TASK INPUT:
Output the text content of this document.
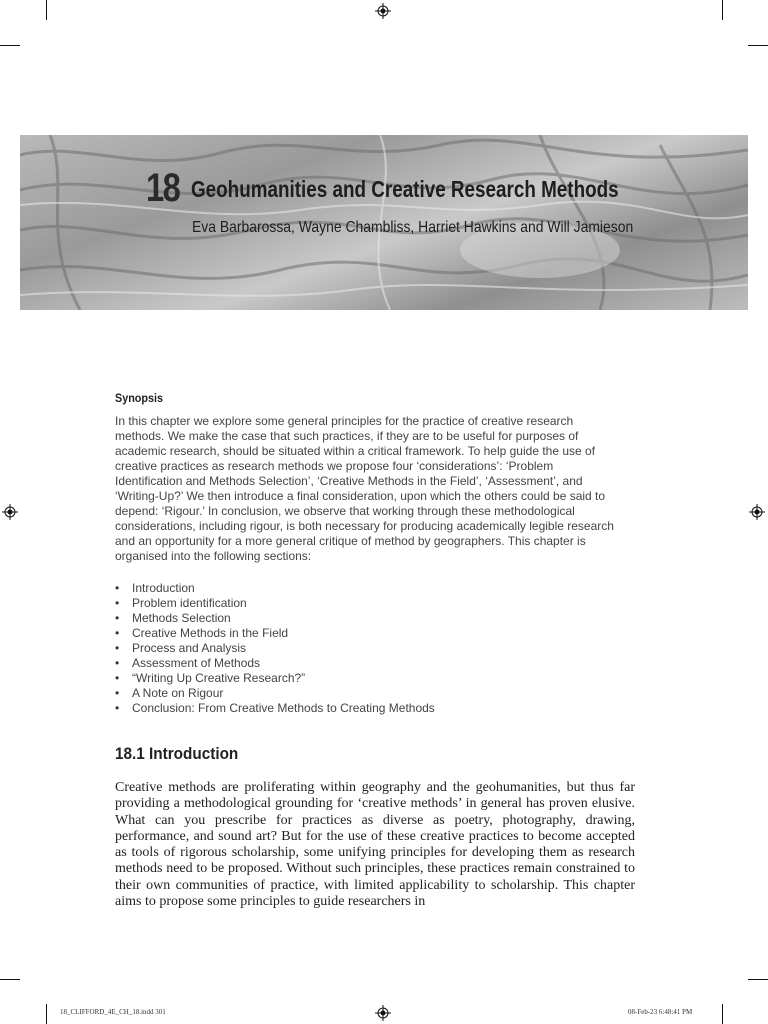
18 Geohumanities and Creative Research Methods
Eva Barbarossa, Wayne Chambliss, Harriet Hawkins and Will Jamieson
Synopsis
In this chapter we explore some general principles for the practice of creative research methods. We make the case that such practices, if they are to be useful for purposes of academic research, should be situated within a critical framework. To help guide the use of creative practices as research methods we propose four ‘considerations’: ‘Problem Identification and Methods Selection’, ‘Creative Methods in the Field’, ‘Assessment’, and ‘Writing-Up?’ We then introduce a final consideration, upon which the others could be said to depend: ‘Rigour.’ In conclusion, we observe that working through these methodological considerations, including rigour, is both necessary for producing academically legible research and an opportunity for a more general critique of method by geographers. This chapter is organised into the following sections:
• Introduction
• Problem identification
• Methods Selection
• Creative Methods in the Field
• Process and Analysis
• Assessment of Methods
• “Writing Up Creative Research?”
• A Note on Rigour
• Conclusion: From Creative Methods to Creating Methods
18.1 Introduction
Creative methods are proliferating within geography and the geohumanities, but thus far providing a methodological grounding for ‘creative methods’ in general has proven elusive. What can you prescribe for practices as diverse as poetry, photography, drawing, performance, and sound art? But for the use of these creative practices to become accepted as tools of rigorous scholarship, some unifying principles for developing them as research methods need to be proposed. Without such principles, these practices remain constrained to their own communities of practice, with limited applicability to scholarship. This chapter aims to propose some principles to guide researchers in
18_CLIFFORD_4E_CH_18.indd 301	08-Feb-23 6:48:41 PM
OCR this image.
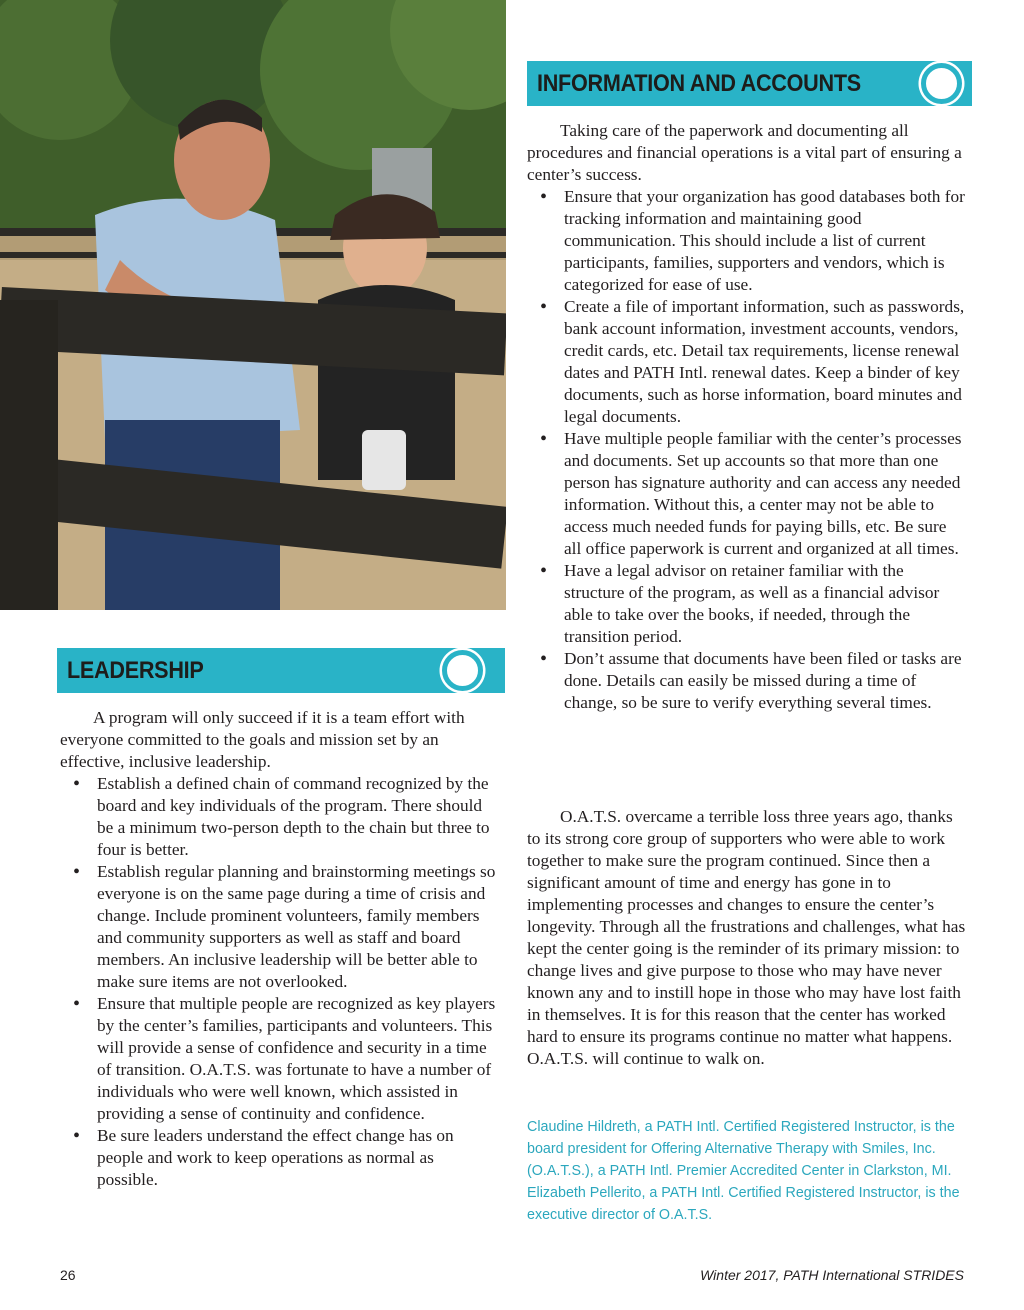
INFORMATION AND ACCOUNTS

Taking care of the paperwork and documenting all procedures and financial operations is a vital part of ensuring a center’s success.

• Ensure that your organization has good databases both for tracking information and maintaining good communication. This should include a list of current participants, families, supporters and vendors, which is categorized for ease of use.
• Create a file of important information, such as passwords, bank account information, investment accounts, vendors, credit cards, etc. Detail tax requirements, license renewal dates and PATH Intl. renewal dates. Keep a binder of key documents, such as horse information, board minutes and legal documents.
• Have multiple people familiar with the center’s processes and documents. Set up accounts so that more than one person has signature authority and can access any needed information. Without this, a center may not be able to access much needed funds for paying bills, etc. Be sure all office paperwork is current and organized at all times.
• Have a legal advisor on retainer familiar with the structure of the program, as well as a financial advisor able to take over the books, if needed, through the transition period.
• Don’t assume that documents have been filed or tasks are done. Details can easily be missed during a time of change, so be sure to verify everything several times.

O.A.T.S. overcame a terrible loss three years ago, thanks to its strong core group of supporters who were able to work together to make sure the program continued. Since then a significant amount of time and energy has gone in to implementing processes and changes to ensure the center’s longevity. Through all the frustrations and challenges, what has kept the center going is the reminder of its primary mission: to change lives and give purpose to those who may have never known any and to instill hope in those who may have lost faith in themselves. It is for this reason that the center has worked hard to ensure its programs continue no matter what happens. O.A.T.S. will continue to walk on.

Claudine Hildreth, a PATH Intl. Certified Registered Instructor, is the board president for Offering Alternative Therapy with Smiles, Inc. (O.A.T.S.), a PATH Intl. Premier Accredited Center in Clarkston, MI. Elizabeth Pellerito, a PATH Intl. Certified Registered Instructor, is the executive director of O.A.T.S.

LEADERSHIP

A program will only succeed if it is a team effort with everyone committed to the goals and mission set by an effective, inclusive leadership.

• Establish a defined chain of command recognized by the board and key individuals of the program. There should be a minimum two-person depth to the chain but three to four is better.
• Establish regular planning and brainstorming meetings so everyone is on the same page during a time of crisis and change. Include prominent volunteers, family members and community supporters as well as staff and board members. An inclusive leadership will be better able to make sure items are not overlooked.
• Ensure that multiple people are recognized as key players by the center’s families, participants and volunteers. This will provide a sense of confidence and security in a time of transition. O.A.T.S. was fortunate to have a number of individuals who were well known, which assisted in providing a sense of continuity and confidence.
• Be sure leaders understand the effect change has on people and work to keep operations as normal as possible.
26	Winter 2017, PATH International STRIDES
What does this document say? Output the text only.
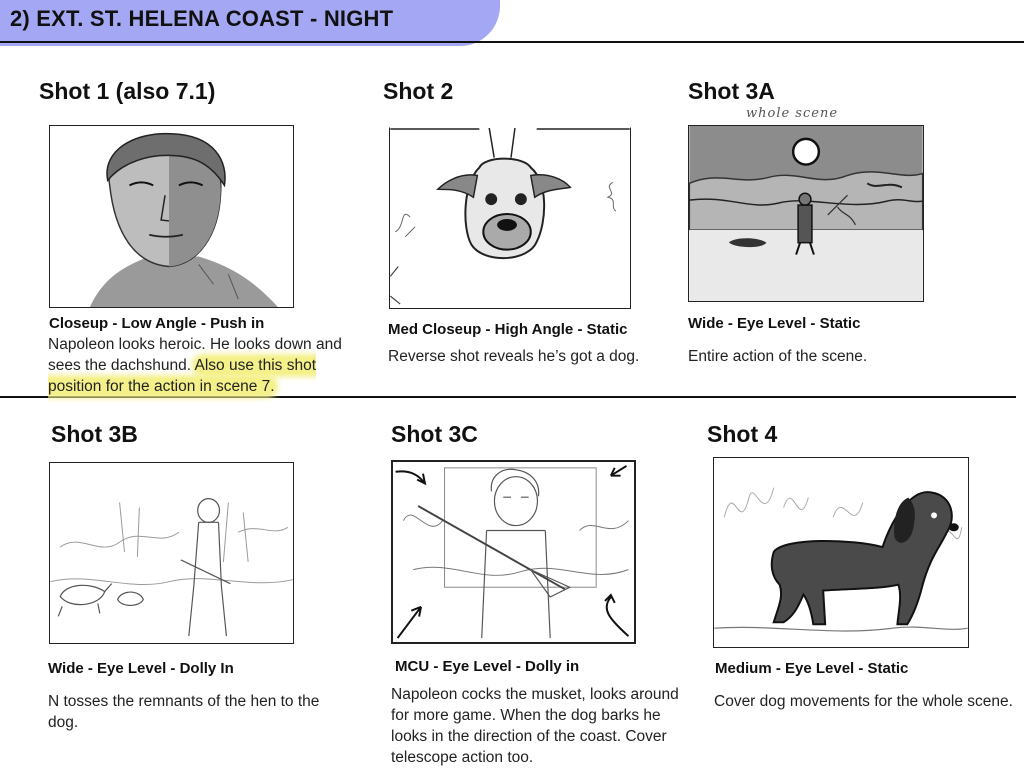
2) EXT. ST. HELENA COAST - NIGHT
Shot 1 (also 7.1)
Closeup - Low Angle - Push in
Napoleon looks heroic. He looks down and sees the dachshund. Also use this shot position for the action in scene 7.
Shot 2
Med Closeup - High Angle - Static
Reverse shot reveals he’s got a dog.
Shot 3A
whole scene
Wide - Eye Level - Static
Entire action of the scene.
Shot 3B
Wide - Eye Level - Dolly In
N tosses the remnants of the hen to the dog.
Shot 3C
MCU - Eye Level - Dolly in
Napoleon cocks the musket, looks around for more game. When the dog barks he looks in the direction of the coast. Cover telescope action too.
Shot 4
Medium - Eye Level - Static
Cover dog movements for the whole scene.
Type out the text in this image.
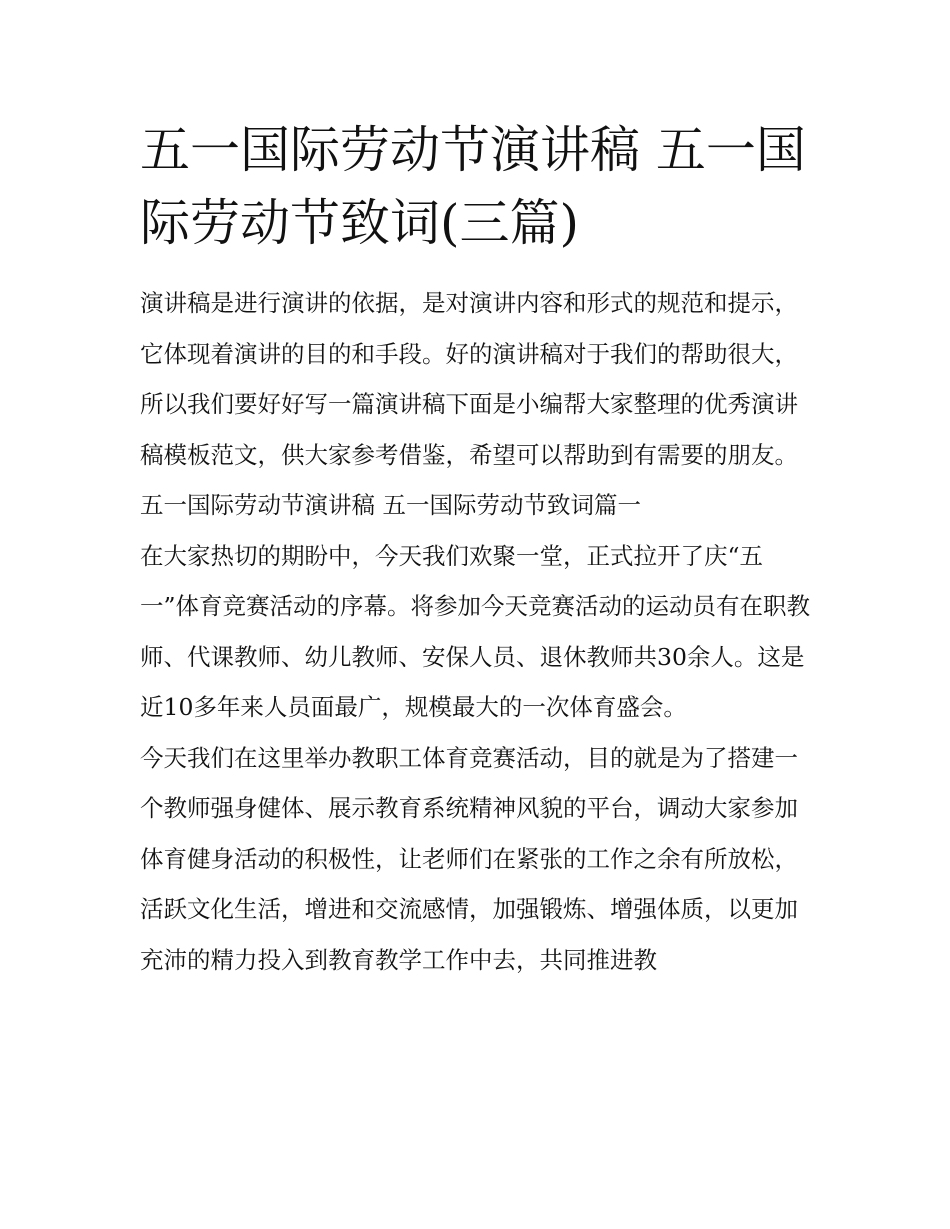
五一国际劳动节演讲稿 五一国际劳动节致词(三篇)

演讲稿是进行演讲的依据，是对演讲内容和形式的规范和提示，它体现着演讲的目的和手段。好的演讲稿对于我们的帮助很大，所以我们要好好写一篇演讲稿下面是小编帮大家整理的优秀演讲稿模板范文，供大家参考借鉴，希望可以帮助到有需要的朋友。

五一国际劳动节演讲稿 五一国际劳动节致词篇一

在大家热切的期盼中，今天我们欢聚一堂，正式拉开了庆“五一”体育竞赛活动的序幕。将参加今天竞赛活动的运动员有在职教师、代课教师、幼儿教师、安保人员、退休教师共30余人。这是近10多年来人员面最广，规模最大的一次体育盛会。

今天我们在这里举办教职工体育竞赛活动，目的就是为了搭建一个教师强身健体、展示教育系统精神风貌的平台，调动大家参加体育健身活动的积极性，让老师们在紧张的工作之余有所放松，活跃文化生活，增进和交流感情，加强锻炼、增强体质，以更加充沛的精力投入到教育教学工作中去，共同推进教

THE REQUEST: Give an exact copy of the material, leaving out every picture.

OUTPUT FOR THIS TASK:
Output the text content of this document.
18 Geohumanities and Creative Research Methods
Eva Barbarossa, Wayne Chambliss, Harriet Hawkins and Will Jamieson
Synopsis
In this chapter we explore some general principles for the practice of creative research methods. We make the case that such practices, if they are to be useful for purposes of academic research, should be situated within a critical framework. To help guide the use of creative practices as research methods we propose four ‘considerations’: ‘Problem Identification and Methods Selection’, ‘Creative Methods in the Field’, ‘Assessment’, and ‘Writing-Up?’ We then introduce a final consideration, upon which the others could be said to depend: ‘Rigour.’ In conclusion, we observe that working through these methodological considerations, including rigour, is both necessary for producing academically legible research and an opportunity for a more general critique of method by geographers. This chapter is organised into the following sections:
• Introduction
• Problem identification
• Methods Selection
• Creative Methods in the Field
• Process and Analysis
• Assessment of Methods
• “Writing Up Creative Research?”
• A Note on Rigour
• Conclusion: From Creative Methods to Creating Methods
18.1 Introduction
Creative methods are proliferating within geography and the geohumanities, but thus far providing a methodological grounding for ‘creative methods’ in general has proven elusive. What can you prescribe for practices as diverse as poetry, photography, drawing, performance, and sound art? But for the use of these creative practices to become accepted as tools of rigorous scholarship, some unifying principles for developing them as research methods need to be proposed. Without such principles, these practices remain constrained to their own communities of practice, with limited applicability to scholarship. This chapter aims to propose some principles to guide researchers in
18_CLIFFORD_4E_CH_18.indd 301	08-Feb-23 6:48:41 PM
OCR this image.
INFORMATION AND ACCOUNTS

Taking care of the paperwork and documenting all procedures and financial operations is a vital part of ensuring a center’s success.

• Ensure that your organization has good databases both for tracking information and maintaining good communication. This should include a list of current participants, families, supporters and vendors, which is categorized for ease of use.
• Create a file of important information, such as passwords, bank account information, investment accounts, vendors, credit cards, etc. Detail tax requirements, license renewal dates and PATH Intl. renewal dates. Keep a binder of key documents, such as horse information, board minutes and legal documents.
• Have multiple people familiar with the center’s processes and documents. Set up accounts so that more than one person has signature authority and can access any needed information. Without this, a center may not be able to access much needed funds for paying bills, etc. Be sure all office paperwork is current and organized at all times.
• Have a legal advisor on retainer familiar with the structure of the program, as well as a financial advisor able to take over the books, if needed, through the transition period.
• Don’t assume that documents have been filed or tasks are done. Details can easily be missed during a time of change, so be sure to verify everything several times.

O.A.T.S. overcame a terrible loss three years ago, thanks to its strong core group of supporters who were able to work together to make sure the program continued. Since then a significant amount of time and energy has gone in to implementing processes and changes to ensure the center’s longevity. Through all the frustrations and challenges, what has kept the center going is the reminder of its primary mission: to change lives and give purpose to those who may have never known any and to instill hope in those who may have lost faith in themselves. It is for this reason that the center has worked hard to ensure its programs continue no matter what happens. O.A.T.S. will continue to walk on.

Claudine Hildreth, a PATH Intl. Certified Registered Instructor, is the board president for Offering Alternative Therapy with Smiles, Inc. (O.A.T.S.), a PATH Intl. Premier Accredited Center in Clarkston, MI. Elizabeth Pellerito, a PATH Intl. Certified Registered Instructor, is the executive director of O.A.T.S.

LEADERSHIP

A program will only succeed if it is a team effort with everyone committed to the goals and mission set by an effective, inclusive leadership.

• Establish a defined chain of command recognized by the board and key individuals of the program. There should be a minimum two-person depth to the chain but three to four is better.
• Establish regular planning and brainstorming meetings so everyone is on the same page during a time of crisis and change. Include prominent volunteers, family members and community supporters as well as staff and board members. An inclusive leadership will be better able to make sure items are not overlooked.
• Ensure that multiple people are recognized as key players by the center’s families, participants and volunteers. This will provide a sense of confidence and security in a time of transition. O.A.T.S. was fortunate to have a number of individuals who were well known, which assisted in providing a sense of continuity and confidence.
• Be sure leaders understand the effect change has on people and work to keep operations as normal as possible.
26	Winter 2017, PATH International STRIDES
What does this document say? Output the text only.
2) EXT. ST. HELENA COAST - NIGHT
Shot 1 (also 7.1)
Closeup - Low Angle - Push in
Napoleon looks heroic. He looks down and sees the dachshund. Also use this shot position for the action in scene 7.
Shot 2
Med Closeup - High Angle - Static
Reverse shot reveals he’s got a dog.
Shot 3A
whole scene
Wide - Eye Level - Static
Entire action of the scene.
Shot 3B
Wide - Eye Level - Dolly In
N tosses the remnants of the hen to the dog.
Shot 3C
MCU - Eye Level - Dolly in
Napoleon cocks the musket, looks around for more game. When the dog barks he looks in the direction of the coast. Cover telescope action too.
Shot 4
Medium - Eye Level - Static
Cover dog movements for the whole scene.
Type out the text in this image.
五一国际劳动节演讲稿 五一国际劳动节致词(三篇)

演讲稿是进行演讲的依据，是对演讲内容和形式的规范和提示，它体现着演讲的目的和手段。好的演讲稿对于我们的帮助很大，所以我们要好好写一篇演讲稿下面是小编帮大家整理的优秀演讲稿模板范文，供大家参考借鉴，希望可以帮助到有需要的朋友。

五一国际劳动节演讲稿 五一国际劳动节致词篇一

在大家热切的期盼中，今天我们欢聚一堂，正式拉开了庆“五一”体育竞赛活动的序幕。将参加今天竞赛活动的运动员有在职教师、代课教师、幼儿教师、安保人员、退休教师共30余人。这是近10多年来人员面最广，规模最大的一次体育盛会。

今天我们在这里举办教职工体育竞赛活动，目的就是为了搭建一个教师强身健体、展示教育系统精神风貌的平台，调动大家参加体育健身活动的积极性，让老师们在紧张的工作之余有所放松，活跃文化生活，增进和交流感情，加强锻炼、增强体质，以更加充沛的精力投入到教育教学工作中去，共同推进教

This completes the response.